## Directive
Repeat the lines of the data word for word, starting at the line that contains "game-title: 铁血防御（3.5折沙城争 霸）" and ending at the line that contains "nav-item-ranking[interactable]: 排行 [122, 789, 244, 865]", including both of those lines.

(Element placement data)
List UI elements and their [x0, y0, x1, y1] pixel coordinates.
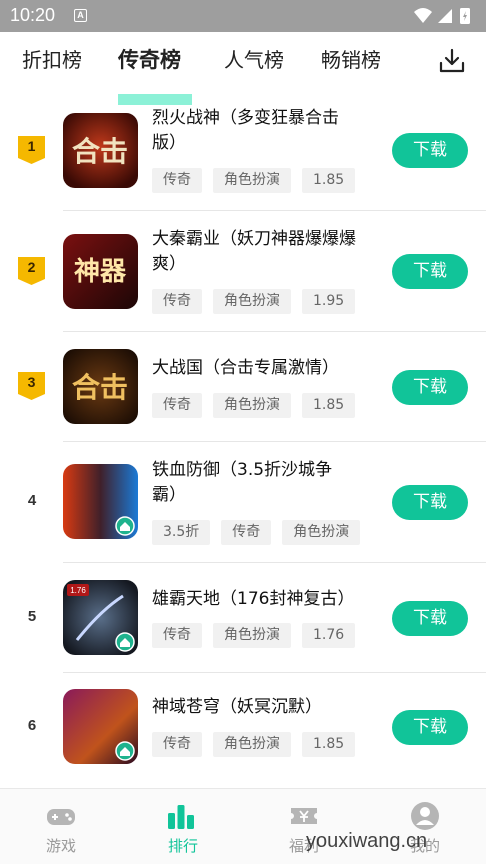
game-title: 铁血防御（3.5折沙城争 霸） [152, 460, 333, 505]
game-row[interactable]: 4 铁血防御（3.5折沙城争 霸） 3.5折 传奇 角色扮演 下载 [0, 442, 486, 563]
tag: 传奇 [152, 732, 202, 757]
svg-text:合击: 合击 [72, 135, 128, 168]
game-icon[interactable]: 合击 [63, 113, 138, 188]
ranking-icon [168, 805, 194, 829]
voucher-icon [291, 808, 317, 824]
nav-item-welfare[interactable]: 福利 [243, 789, 365, 865]
game-icon[interactable] [63, 464, 138, 539]
tab-legend[interactable]: 传奇榜 [118, 46, 181, 74]
rank-number: 2 [27, 259, 36, 275]
nav-item-ranking[interactable]: 排行 [122, 789, 244, 865]
rank-number: 4 [27, 492, 37, 509]
game-row[interactable]: 3 合击 大战国（合击专属激情） 传奇 角色扮演 1.85 下载 [0, 332, 486, 442]
game-tags: 传奇 角色扮演 1.85 [152, 168, 356, 193]
tag: 传奇 [152, 289, 202, 314]
download-button[interactable]: 下载 [392, 370, 468, 405]
tag: 传奇 [152, 393, 202, 418]
download-button[interactable]: 下载 [392, 133, 468, 168]
svg-text:合击: 合击 [72, 371, 128, 404]
status-time: 10:20 [10, 5, 56, 25]
tab-discount[interactable]: 折扣榜 [22, 46, 82, 74]
ranking-tabs: 折扣榜 传奇榜 人气榜 畅销榜 [0, 32, 486, 105]
rank-number: 3 [27, 374, 36, 390]
game-icon[interactable]: 合击 [63, 349, 138, 424]
tag: 角色扮演 [282, 520, 361, 545]
game-tags: 传奇 角色扮演 1.85 [152, 393, 356, 418]
nav-item-mine[interactable]: 我的 [364, 789, 486, 865]
download-button[interactable]: 下载 [392, 710, 468, 745]
game-title: 雄霸天地（176封神复古） [152, 589, 355, 609]
game-row[interactable]: 2 神器 大秦霸业（妖刀神器爆爆爆 爽） 传奇 角色扮演 1.95 下载 [0, 211, 486, 332]
tag: 3.5折 [152, 520, 211, 545]
svg-text:神器: 神器 [74, 257, 127, 287]
tag: 1.85 [302, 393, 356, 418]
game-icon[interactable] [63, 689, 138, 764]
game-row[interactable]: 6 神域苍穹（妖冥沉默） 传奇 角色扮演 1.85 下载 [0, 673, 486, 785]
svg-text:1.76: 1.76 [70, 586, 86, 595]
game-icon[interactable]: 神器 [63, 234, 138, 309]
status-icons [414, 8, 470, 24]
tag: 传奇 [221, 520, 272, 545]
tag: 1.85 [302, 168, 356, 193]
game-title: 大战国（合击专属激情） [152, 358, 339, 378]
tab-bestseller[interactable]: 畅销榜 [321, 46, 381, 74]
nav-label: 排行 [167, 837, 198, 855]
tag: 角色扮演 [213, 393, 291, 418]
game-title: 大秦霸业（妖刀神器爆爆爆 爽） [152, 229, 356, 274]
tag: 角色扮演 [213, 732, 291, 757]
tag: 1.95 [302, 289, 356, 314]
game-tags: 3.5折 传奇 角色扮演 [152, 520, 361, 545]
tag: 角色扮演 [213, 168, 291, 193]
game-title: 烈火战神（多变狂暴合击 版） [152, 108, 339, 153]
notification-icon: A [74, 9, 87, 22]
download-button[interactable]: 下载 [392, 601, 468, 636]
game-tags: 传奇 角色扮演 1.95 [152, 289, 356, 314]
user-icon [411, 802, 439, 830]
tag: 角色扮演 [213, 623, 291, 648]
tag: 传奇 [152, 623, 202, 648]
game-tags: 传奇 角色扮演 1.76 [152, 623, 356, 648]
wifi-icon [414, 8, 432, 23]
tag: 1.85 [302, 732, 356, 757]
nav-label: 游戏 [45, 837, 76, 855]
gamepad-icon [47, 809, 75, 825]
game-icon[interactable]: 1.76 [63, 580, 138, 655]
game-tags: 传奇 角色扮演 1.85 [152, 732, 356, 757]
tag: 角色扮演 [213, 289, 291, 314]
game-row[interactable]: 1 合击 烈火战神（多变狂暴合击 版） 传奇 角色扮演 1.85 下载 [0, 92, 486, 211]
watermark-text: youxiwang.cn [306, 830, 428, 852]
nav-item-games[interactable]: 游戏 [0, 789, 122, 865]
tag: 传奇 [152, 168, 202, 193]
download-button[interactable]: 下载 [392, 485, 468, 520]
download-button[interactable]: 下载 [392, 254, 468, 289]
status-bar: 10:20 A [0, 0, 486, 32]
tag: 1.76 [302, 623, 356, 648]
download-icon[interactable] [438, 47, 466, 75]
game-row[interactable]: 5 1.76 雄霸天地（176封神复古） 传奇 角色扮演 1.76 下载 [0, 563, 486, 673]
rank-number: 5 [27, 608, 37, 625]
game-title: 神域苍穹（妖冥沉默） [152, 697, 322, 717]
signal-icon [438, 9, 452, 23]
tab-popular[interactable]: 人气榜 [224, 46, 284, 74]
rank-number: 1 [27, 138, 36, 154]
rank-number: 6 [27, 717, 37, 734]
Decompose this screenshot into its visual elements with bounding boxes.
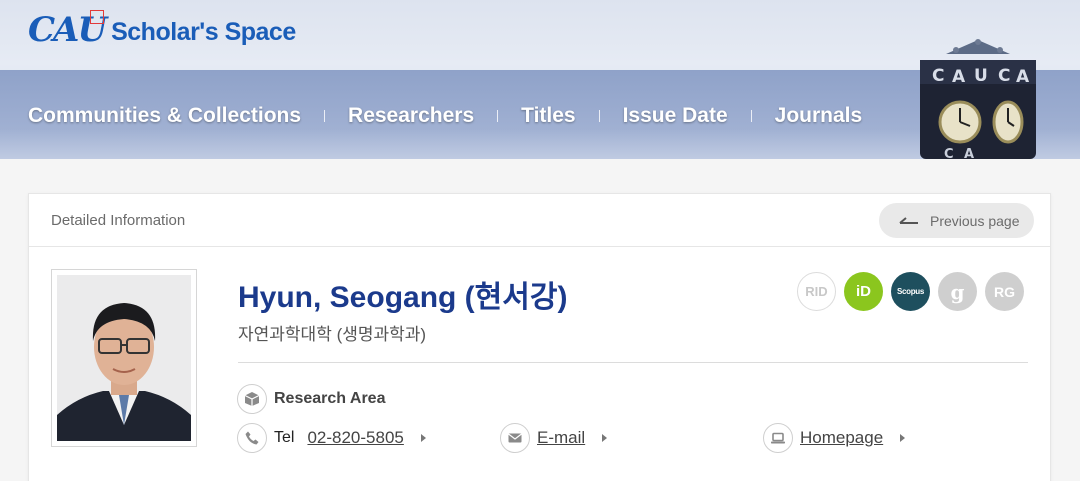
logo-text: Scholar's Space xyxy=(111,17,296,46)
svg-text:C: C xyxy=(998,66,1010,86)
tel-row: Tel 02-820-5805 xyxy=(237,423,426,453)
homepage-row: Homepage xyxy=(763,423,906,453)
email-link[interactable]: E-mail xyxy=(537,428,585,448)
laptop-icon xyxy=(763,423,793,453)
svg-text:A: A xyxy=(964,147,974,159)
main-nav: Communities & Collections Researchers Ti… xyxy=(28,104,862,128)
scopus-badge[interactable]: Scopus xyxy=(891,272,930,311)
research-area-label: Research Area xyxy=(274,390,386,407)
card-header: Detailed Information Previous page xyxy=(29,194,1050,247)
svg-text:A: A xyxy=(952,67,966,87)
back-arrow-icon xyxy=(899,216,918,224)
previous-page-button[interactable]: Previous page xyxy=(879,203,1034,238)
envelope-icon xyxy=(500,423,530,453)
nav-researchers[interactable]: Researchers xyxy=(348,104,474,128)
google-scholar-badge[interactable]: g xyxy=(938,272,977,311)
person-avatar-icon xyxy=(57,275,191,441)
phone-icon xyxy=(237,423,267,453)
site-logo[interactable]: CAU Scholar's Space xyxy=(28,10,296,50)
nav-titles[interactable]: Titles xyxy=(521,104,575,128)
profile-photo xyxy=(57,275,191,441)
profile-divider xyxy=(238,362,1028,363)
caret-right-icon xyxy=(602,434,608,442)
nav-communities-collections[interactable]: Communities & Collections xyxy=(28,104,301,128)
nav-separator xyxy=(598,110,600,122)
profile-photo-frame xyxy=(51,269,197,447)
svg-text:C: C xyxy=(944,147,954,159)
researcher-name: Hyun, Seogang (현서강) xyxy=(238,281,568,314)
logo-square-icon xyxy=(90,10,104,24)
nav-journals[interactable]: Journals xyxy=(775,104,863,128)
profile-badges: RID iD Scopus g RG xyxy=(797,272,1024,311)
card-header-title: Detailed Information xyxy=(51,212,186,229)
tel-link[interactable]: 02-820-5805 xyxy=(307,428,403,448)
svg-text:A: A xyxy=(1016,67,1030,87)
svg-text:U: U xyxy=(974,66,988,86)
box-icon xyxy=(237,384,267,414)
caret-right-icon xyxy=(420,434,426,442)
researcher-card: Detailed Information Previous page Hyun,… xyxy=(28,193,1051,481)
tel-label: Tel xyxy=(274,429,295,446)
previous-page-label: Previous page xyxy=(930,212,1020,229)
nav-separator xyxy=(324,110,326,122)
nav-separator xyxy=(497,110,499,122)
cau-logo-mark: CAU xyxy=(28,10,107,50)
researcher-department: 자연과학대학 (생명과학과) xyxy=(238,325,427,344)
rid-badge[interactable]: RID xyxy=(797,272,836,311)
caret-right-icon xyxy=(900,434,906,442)
clock-tower-icon: C A U C A C A xyxy=(920,39,1036,159)
nav-separator xyxy=(750,110,752,122)
researchgate-badge[interactable]: RG xyxy=(985,272,1024,311)
svg-text:C: C xyxy=(932,66,944,86)
research-area-row: Research Area xyxy=(237,384,385,414)
site-header: CAU Scholar's Space C A U C A C A Commun… xyxy=(0,0,1080,159)
nav-issue-date[interactable]: Issue Date xyxy=(623,104,728,128)
orcid-badge[interactable]: iD xyxy=(844,272,883,311)
email-row: E-mail xyxy=(500,423,608,453)
homepage-link[interactable]: Homepage xyxy=(800,428,883,448)
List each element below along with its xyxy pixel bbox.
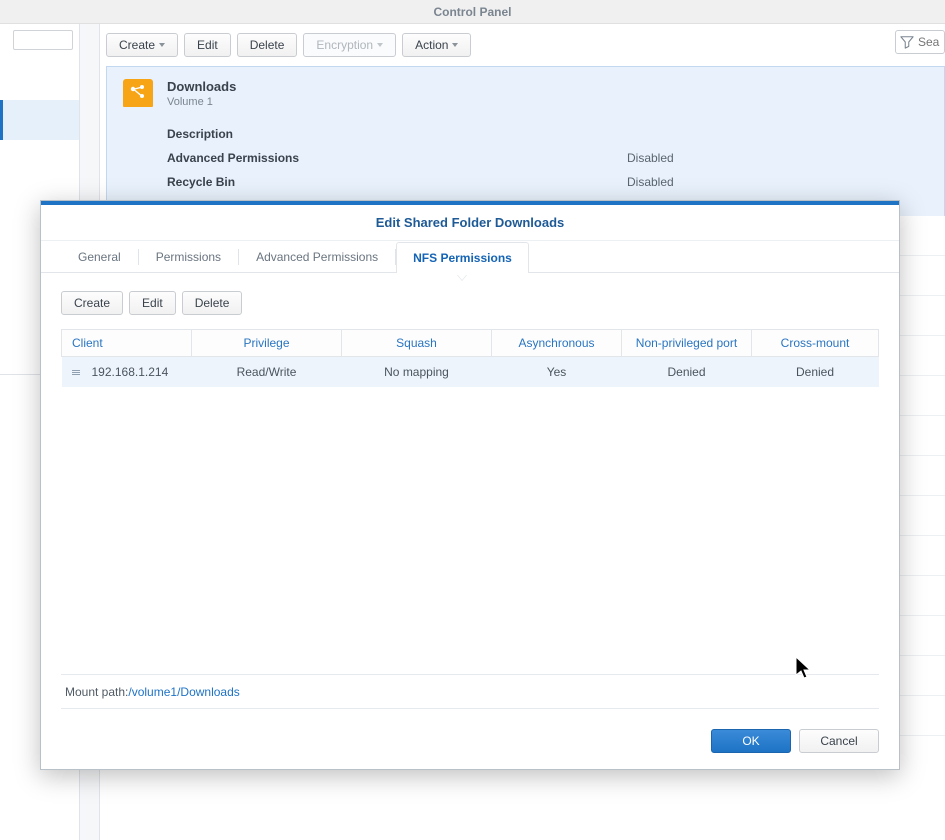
shared-folder-icon bbox=[123, 79, 153, 107]
advanced-permissions-label: Advanced Permissions bbox=[167, 151, 627, 165]
separator bbox=[61, 708, 879, 709]
nfs-toolbar: Create Edit Delete bbox=[61, 291, 879, 315]
search-box[interactable] bbox=[895, 30, 945, 54]
cell-squash: No mapping bbox=[342, 357, 492, 388]
mount-path-row: Mount path:/volume1/Downloads bbox=[65, 685, 240, 699]
recycle-bin-label: Recycle Bin bbox=[167, 175, 627, 189]
encryption-button-label: Encryption bbox=[316, 38, 373, 52]
caret-down-icon bbox=[452, 43, 458, 47]
main-toolbar: Create Edit Delete Encryption Action bbox=[106, 30, 945, 60]
col-client[interactable]: Client bbox=[62, 330, 192, 357]
sidebar-search-box[interactable] bbox=[13, 30, 73, 50]
create-button[interactable]: Create bbox=[106, 33, 178, 57]
col-cross-mount[interactable]: Cross-mount bbox=[752, 330, 879, 357]
mount-path-value: /volume1/Downloads bbox=[128, 685, 239, 699]
cancel-button[interactable]: Cancel bbox=[799, 729, 879, 753]
col-non-privileged-port[interactable]: Non-privileged port bbox=[622, 330, 752, 357]
action-button[interactable]: Action bbox=[402, 33, 471, 57]
ok-button[interactable]: OK bbox=[711, 729, 791, 753]
cell-client: 192.168.1.214 bbox=[92, 365, 169, 379]
edit-shared-folder-dialog: Edit Shared Folder Downloads General Per… bbox=[40, 200, 900, 770]
nfs-create-button[interactable]: Create bbox=[61, 291, 123, 315]
encryption-button: Encryption bbox=[303, 33, 396, 57]
tab-nfs-permissions[interactable]: NFS Permissions bbox=[396, 242, 529, 273]
col-squash[interactable]: Squash bbox=[342, 330, 492, 357]
separator bbox=[61, 674, 879, 675]
dialog-footer: OK Cancel bbox=[41, 729, 899, 753]
caret-down-icon bbox=[377, 43, 383, 47]
nfs-permissions-table: Client Privilege Squash Asynchronous Non… bbox=[61, 329, 879, 387]
nfs-edit-button[interactable]: Edit bbox=[129, 291, 176, 315]
drag-handle-icon[interactable] bbox=[72, 370, 80, 375]
edit-button[interactable]: Edit bbox=[184, 33, 231, 57]
table-header-row: Client Privilege Squash Asynchronous Non… bbox=[62, 330, 879, 357]
dialog-tabs: General Permissions Advanced Permissions… bbox=[41, 241, 899, 273]
folder-name: Downloads bbox=[167, 79, 236, 94]
nfs-rule-row[interactable]: 192.168.1.214 Read/Write No mapping Yes … bbox=[62, 357, 879, 388]
cell-nonpriv: Denied bbox=[622, 357, 752, 388]
cell-privilege: Read/Write bbox=[192, 357, 342, 388]
caret-down-icon bbox=[159, 43, 165, 47]
create-button-label: Create bbox=[119, 38, 155, 52]
advanced-permissions-value: Disabled bbox=[627, 151, 674, 165]
filter-icon bbox=[900, 35, 914, 49]
delete-button[interactable]: Delete bbox=[237, 33, 298, 57]
search-input[interactable] bbox=[918, 35, 945, 49]
action-button-label: Action bbox=[415, 38, 448, 52]
tab-permissions[interactable]: Permissions bbox=[139, 241, 238, 272]
dialog-title: Edit Shared Folder Downloads bbox=[41, 205, 899, 241]
description-label: Description bbox=[167, 127, 627, 141]
sidebar-item-selected[interactable] bbox=[0, 100, 79, 140]
col-privilege[interactable]: Privilege bbox=[192, 330, 342, 357]
cell-cross: Denied bbox=[752, 357, 879, 388]
dialog-body: Create Edit Delete Client Privilege Squa… bbox=[41, 273, 899, 387]
tab-general[interactable]: General bbox=[61, 241, 138, 272]
cell-async: Yes bbox=[492, 357, 622, 388]
col-asynchronous[interactable]: Asynchronous bbox=[492, 330, 622, 357]
nfs-delete-button[interactable]: Delete bbox=[182, 291, 243, 315]
folder-panel[interactable]: Downloads Volume 1 Description Advanced … bbox=[106, 66, 945, 216]
tab-advanced-permissions[interactable]: Advanced Permissions bbox=[239, 241, 395, 272]
recycle-bin-value: Disabled bbox=[627, 175, 674, 189]
control-panel-title: Control Panel bbox=[0, 0, 945, 24]
mount-path-label: Mount path: bbox=[65, 685, 128, 699]
folder-volume: Volume 1 bbox=[167, 96, 236, 108]
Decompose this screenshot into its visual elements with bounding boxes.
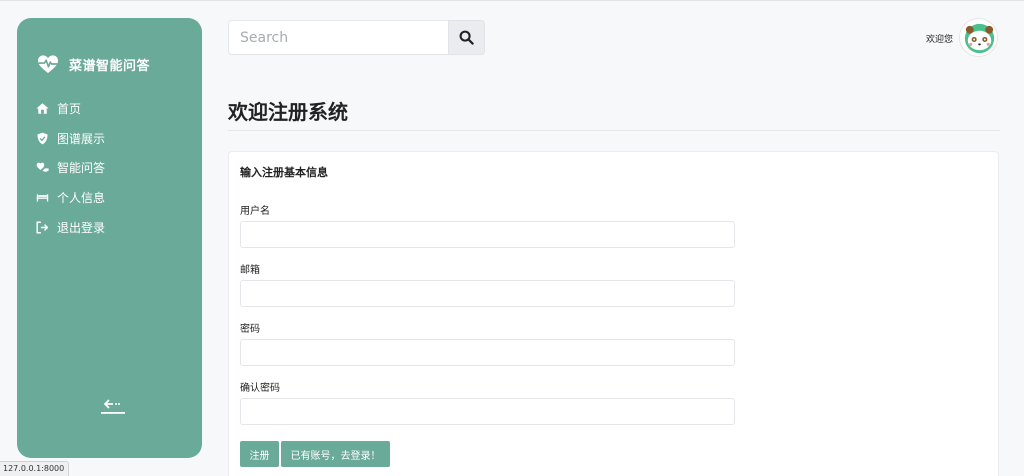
avatar[interactable] — [959, 18, 998, 57]
username-field[interactable] — [240, 221, 735, 248]
password-label: 密码 — [240, 324, 260, 335]
search-button[interactable] — [448, 20, 485, 55]
sidebar-item-profile[interactable]: 个人信息 — [35, 183, 195, 213]
go-login-button[interactable]: 已有账号，去登录！ — [281, 441, 390, 467]
home-icon — [35, 102, 49, 116]
logout-icon — [35, 220, 49, 234]
username-label: 用户名 — [240, 206, 270, 217]
window-top-border — [0, 0, 1024, 1]
sidebar: 菜谱智能问答 首页 图谱展示 智能问答 个人信息 退出登录 — [17, 18, 202, 458]
sidebar-item-label: 个人信息 — [57, 191, 106, 206]
heartbeat-icon — [38, 55, 58, 74]
search-input[interactable] — [228, 20, 448, 55]
sidebar-item-label: 退出登录 — [57, 220, 106, 235]
sidebar-item-label: 智能问答 — [57, 161, 106, 176]
sidebar-item-label: 首页 — [57, 102, 82, 117]
hand-heart-icon — [35, 161, 49, 175]
bed-icon — [35, 191, 49, 205]
shield-icon — [35, 131, 49, 145]
confirm-password-field[interactable] — [240, 398, 735, 425]
welcome-text: 欢迎您 — [926, 35, 954, 45]
sidebar-collapse-button[interactable] — [100, 395, 126, 417]
sidebar-item-home[interactable]: 首页 — [35, 94, 195, 124]
card-title: 输入注册基本信息 — [240, 166, 328, 179]
registration-card: 输入注册基本信息 用户名 邮箱 密码 确认密码 注册 已有账号，去登录！ — [228, 151, 999, 476]
sidebar-item-graph[interactable]: 图谱展示 — [35, 124, 195, 154]
arrow-left-icon — [101, 399, 125, 414]
panda-avatar-icon — [964, 23, 995, 54]
sidebar-item-label: 图谱展示 — [57, 131, 106, 146]
brand-name: 菜谱智能问答 — [69, 58, 151, 74]
register-button[interactable]: 注册 — [240, 441, 279, 467]
title-divider — [228, 130, 1000, 131]
email-label: 邮箱 — [240, 265, 260, 276]
status-bar-url: 127.0.0.1:8000 — [0, 461, 69, 476]
sidebar-nav: 首页 图谱展示 智能问答 个人信息 退出登录 — [35, 94, 195, 242]
confirm-password-label: 确认密码 — [240, 383, 280, 394]
sidebar-item-qa[interactable]: 智能问答 — [35, 153, 195, 183]
sidebar-item-logout[interactable]: 退出登录 — [35, 212, 195, 242]
search-bar — [228, 20, 485, 55]
page-title: 欢迎注册系统 — [228, 100, 348, 124]
brand[interactable]: 菜谱智能问答 — [37, 54, 150, 74]
email-field[interactable] — [240, 280, 735, 307]
search-icon — [459, 30, 474, 45]
password-field[interactable] — [240, 339, 735, 366]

## Solution
game-title: 铁血防御（3.5折沙城争 霸） [152, 460, 333, 505]
game-row[interactable]: 4 铁血防御（3.5折沙城争 霸） 3.5折 传奇 角色扮演 下载 [0, 442, 486, 563]
tag: 传奇 [152, 732, 202, 757]
svg-text:合击: 合击 [72, 135, 128, 168]
game-icon[interactable]: 合击 [63, 113, 138, 188]
ranking-icon [168, 805, 194, 829]
voucher-icon [291, 808, 317, 824]
nav-item-welfare[interactable]: 福利 [243, 789, 365, 865]
game-icon[interactable] [63, 464, 138, 539]
tab-legend[interactable]: 传奇榜 [118, 46, 181, 74]
rank-number: 2 [27, 259, 36, 275]
nav-item-ranking[interactable]: 排行 [122, 789, 244, 865]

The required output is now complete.